-- start The records --

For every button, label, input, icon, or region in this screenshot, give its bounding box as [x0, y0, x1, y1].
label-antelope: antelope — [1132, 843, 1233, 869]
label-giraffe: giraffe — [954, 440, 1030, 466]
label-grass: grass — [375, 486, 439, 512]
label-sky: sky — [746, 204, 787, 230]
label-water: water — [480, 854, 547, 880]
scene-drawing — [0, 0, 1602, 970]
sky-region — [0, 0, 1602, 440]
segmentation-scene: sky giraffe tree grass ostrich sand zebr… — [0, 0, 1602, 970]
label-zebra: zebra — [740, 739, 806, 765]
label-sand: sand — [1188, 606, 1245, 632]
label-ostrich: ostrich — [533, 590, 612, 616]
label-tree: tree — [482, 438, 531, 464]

-- end The records --
-- start The records --

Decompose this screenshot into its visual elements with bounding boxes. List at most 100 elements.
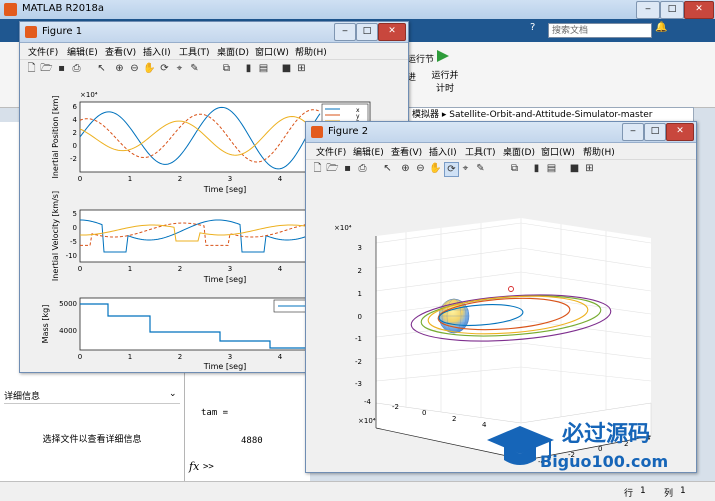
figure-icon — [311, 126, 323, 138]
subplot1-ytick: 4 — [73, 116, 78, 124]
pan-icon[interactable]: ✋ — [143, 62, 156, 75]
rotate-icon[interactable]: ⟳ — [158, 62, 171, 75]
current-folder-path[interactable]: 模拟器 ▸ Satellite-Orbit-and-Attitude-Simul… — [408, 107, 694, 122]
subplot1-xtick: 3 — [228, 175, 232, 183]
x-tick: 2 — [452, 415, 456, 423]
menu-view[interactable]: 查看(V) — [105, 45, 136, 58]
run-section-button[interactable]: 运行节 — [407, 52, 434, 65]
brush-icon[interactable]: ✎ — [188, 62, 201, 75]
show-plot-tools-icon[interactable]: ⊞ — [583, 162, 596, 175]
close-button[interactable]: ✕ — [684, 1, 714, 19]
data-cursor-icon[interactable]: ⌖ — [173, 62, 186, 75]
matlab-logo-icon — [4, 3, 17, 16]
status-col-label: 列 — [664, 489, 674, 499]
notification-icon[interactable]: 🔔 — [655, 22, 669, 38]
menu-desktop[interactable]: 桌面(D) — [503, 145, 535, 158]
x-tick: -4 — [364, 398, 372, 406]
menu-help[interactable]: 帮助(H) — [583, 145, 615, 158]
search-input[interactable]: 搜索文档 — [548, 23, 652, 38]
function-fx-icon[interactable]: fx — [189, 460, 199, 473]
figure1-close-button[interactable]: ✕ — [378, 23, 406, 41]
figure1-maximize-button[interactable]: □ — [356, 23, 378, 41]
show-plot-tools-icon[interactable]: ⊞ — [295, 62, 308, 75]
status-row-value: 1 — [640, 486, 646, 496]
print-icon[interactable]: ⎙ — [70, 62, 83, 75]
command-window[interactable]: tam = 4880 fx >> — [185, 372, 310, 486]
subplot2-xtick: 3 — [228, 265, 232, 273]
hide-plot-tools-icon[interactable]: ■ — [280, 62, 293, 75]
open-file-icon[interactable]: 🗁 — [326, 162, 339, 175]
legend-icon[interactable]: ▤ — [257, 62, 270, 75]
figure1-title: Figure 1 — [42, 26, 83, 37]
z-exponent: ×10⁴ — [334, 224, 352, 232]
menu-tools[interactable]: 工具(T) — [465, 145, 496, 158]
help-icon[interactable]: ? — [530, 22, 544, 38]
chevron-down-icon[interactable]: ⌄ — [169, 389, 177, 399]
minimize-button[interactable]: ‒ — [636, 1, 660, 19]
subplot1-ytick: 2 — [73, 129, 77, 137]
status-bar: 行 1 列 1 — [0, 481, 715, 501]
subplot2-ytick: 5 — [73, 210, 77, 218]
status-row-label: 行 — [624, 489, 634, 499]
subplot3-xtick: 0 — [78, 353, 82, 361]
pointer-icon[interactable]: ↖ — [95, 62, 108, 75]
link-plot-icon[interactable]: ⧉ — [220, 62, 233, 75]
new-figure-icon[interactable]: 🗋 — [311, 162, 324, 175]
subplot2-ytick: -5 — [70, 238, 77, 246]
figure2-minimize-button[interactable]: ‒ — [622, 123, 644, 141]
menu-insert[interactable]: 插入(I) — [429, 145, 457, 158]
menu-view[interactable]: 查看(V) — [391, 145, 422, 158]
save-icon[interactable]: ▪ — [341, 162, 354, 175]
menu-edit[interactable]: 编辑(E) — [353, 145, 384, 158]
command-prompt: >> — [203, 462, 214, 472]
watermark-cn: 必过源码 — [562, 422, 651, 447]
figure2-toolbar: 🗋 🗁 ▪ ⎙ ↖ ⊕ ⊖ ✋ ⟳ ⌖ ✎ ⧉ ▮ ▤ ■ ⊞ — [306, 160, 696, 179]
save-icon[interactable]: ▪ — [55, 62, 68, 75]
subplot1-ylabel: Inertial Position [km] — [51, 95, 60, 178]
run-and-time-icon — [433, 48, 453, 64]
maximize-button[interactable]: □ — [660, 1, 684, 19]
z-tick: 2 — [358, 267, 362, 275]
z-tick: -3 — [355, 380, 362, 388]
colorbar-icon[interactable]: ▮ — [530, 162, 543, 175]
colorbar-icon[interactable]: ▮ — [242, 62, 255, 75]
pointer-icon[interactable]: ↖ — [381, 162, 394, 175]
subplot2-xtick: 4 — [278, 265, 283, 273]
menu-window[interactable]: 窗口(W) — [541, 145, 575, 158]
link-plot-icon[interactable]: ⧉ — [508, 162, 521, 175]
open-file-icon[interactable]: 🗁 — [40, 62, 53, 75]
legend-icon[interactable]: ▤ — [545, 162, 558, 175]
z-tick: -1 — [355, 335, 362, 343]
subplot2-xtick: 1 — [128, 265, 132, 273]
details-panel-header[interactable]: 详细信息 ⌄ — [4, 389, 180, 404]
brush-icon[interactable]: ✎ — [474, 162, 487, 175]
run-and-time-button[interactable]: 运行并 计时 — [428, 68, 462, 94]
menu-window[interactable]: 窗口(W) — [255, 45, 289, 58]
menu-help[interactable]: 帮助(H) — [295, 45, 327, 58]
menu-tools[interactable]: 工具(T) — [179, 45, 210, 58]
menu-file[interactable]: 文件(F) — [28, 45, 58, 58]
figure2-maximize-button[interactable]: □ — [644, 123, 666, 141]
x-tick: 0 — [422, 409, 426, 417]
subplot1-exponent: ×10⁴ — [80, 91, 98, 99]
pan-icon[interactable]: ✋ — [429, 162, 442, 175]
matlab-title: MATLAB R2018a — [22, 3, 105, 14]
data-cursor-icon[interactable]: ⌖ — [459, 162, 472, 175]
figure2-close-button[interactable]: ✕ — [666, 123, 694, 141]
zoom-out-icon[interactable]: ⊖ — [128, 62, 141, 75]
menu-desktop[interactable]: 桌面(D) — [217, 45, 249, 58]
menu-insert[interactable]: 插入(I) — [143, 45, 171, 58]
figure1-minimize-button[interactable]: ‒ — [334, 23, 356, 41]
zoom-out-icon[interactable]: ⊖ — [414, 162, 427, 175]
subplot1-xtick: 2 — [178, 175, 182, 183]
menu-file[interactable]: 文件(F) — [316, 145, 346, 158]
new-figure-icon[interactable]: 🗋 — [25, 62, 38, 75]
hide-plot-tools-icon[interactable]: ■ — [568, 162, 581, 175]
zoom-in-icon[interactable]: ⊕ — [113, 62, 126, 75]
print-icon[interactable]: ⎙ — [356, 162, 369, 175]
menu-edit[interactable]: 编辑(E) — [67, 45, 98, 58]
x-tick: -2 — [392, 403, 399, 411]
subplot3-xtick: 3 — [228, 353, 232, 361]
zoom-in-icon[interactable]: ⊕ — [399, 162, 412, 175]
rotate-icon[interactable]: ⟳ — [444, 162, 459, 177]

-- end The records --

Count the lines in the items above that contain the string "input", where uppercase and lowercase letters are treated as different. Reply with the number alone.

Expected output → 2